= WHAT IS REQUIRED =
State how many lines of the entries hold the string "Science". Reply with the number alone.

Records from a collection

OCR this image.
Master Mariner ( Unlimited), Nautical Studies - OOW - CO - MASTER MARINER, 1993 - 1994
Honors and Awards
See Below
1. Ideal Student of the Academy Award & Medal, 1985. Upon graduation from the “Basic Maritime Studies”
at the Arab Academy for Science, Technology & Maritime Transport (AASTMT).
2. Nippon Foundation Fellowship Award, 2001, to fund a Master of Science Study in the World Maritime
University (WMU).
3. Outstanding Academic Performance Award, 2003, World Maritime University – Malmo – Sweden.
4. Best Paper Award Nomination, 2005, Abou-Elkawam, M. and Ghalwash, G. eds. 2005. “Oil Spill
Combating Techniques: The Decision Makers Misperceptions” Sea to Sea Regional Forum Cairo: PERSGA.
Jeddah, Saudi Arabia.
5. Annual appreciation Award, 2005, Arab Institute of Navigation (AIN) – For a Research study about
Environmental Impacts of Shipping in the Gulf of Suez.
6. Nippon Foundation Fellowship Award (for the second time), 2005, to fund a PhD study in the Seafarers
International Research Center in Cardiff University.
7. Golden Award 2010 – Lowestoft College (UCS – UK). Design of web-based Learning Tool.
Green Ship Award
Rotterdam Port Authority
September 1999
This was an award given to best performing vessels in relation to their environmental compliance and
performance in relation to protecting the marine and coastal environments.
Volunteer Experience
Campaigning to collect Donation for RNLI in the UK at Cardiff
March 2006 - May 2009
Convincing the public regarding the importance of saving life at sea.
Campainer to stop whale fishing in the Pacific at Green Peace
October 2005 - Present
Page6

==

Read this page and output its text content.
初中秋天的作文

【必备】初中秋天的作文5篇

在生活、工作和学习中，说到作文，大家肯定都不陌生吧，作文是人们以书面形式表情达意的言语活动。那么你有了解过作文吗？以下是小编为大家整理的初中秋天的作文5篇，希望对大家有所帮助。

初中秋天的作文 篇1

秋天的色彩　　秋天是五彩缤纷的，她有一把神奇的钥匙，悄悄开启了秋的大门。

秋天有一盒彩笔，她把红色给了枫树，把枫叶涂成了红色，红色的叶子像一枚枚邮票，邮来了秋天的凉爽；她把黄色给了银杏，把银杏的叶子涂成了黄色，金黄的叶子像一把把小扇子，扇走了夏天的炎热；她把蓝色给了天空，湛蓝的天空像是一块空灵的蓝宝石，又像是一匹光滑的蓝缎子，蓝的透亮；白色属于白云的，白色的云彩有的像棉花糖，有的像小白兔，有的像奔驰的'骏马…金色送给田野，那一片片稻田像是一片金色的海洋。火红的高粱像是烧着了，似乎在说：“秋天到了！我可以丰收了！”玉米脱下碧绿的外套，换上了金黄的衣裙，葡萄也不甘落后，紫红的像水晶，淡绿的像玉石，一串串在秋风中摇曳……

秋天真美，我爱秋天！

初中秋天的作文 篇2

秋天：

= CORRECT ANSWER =
2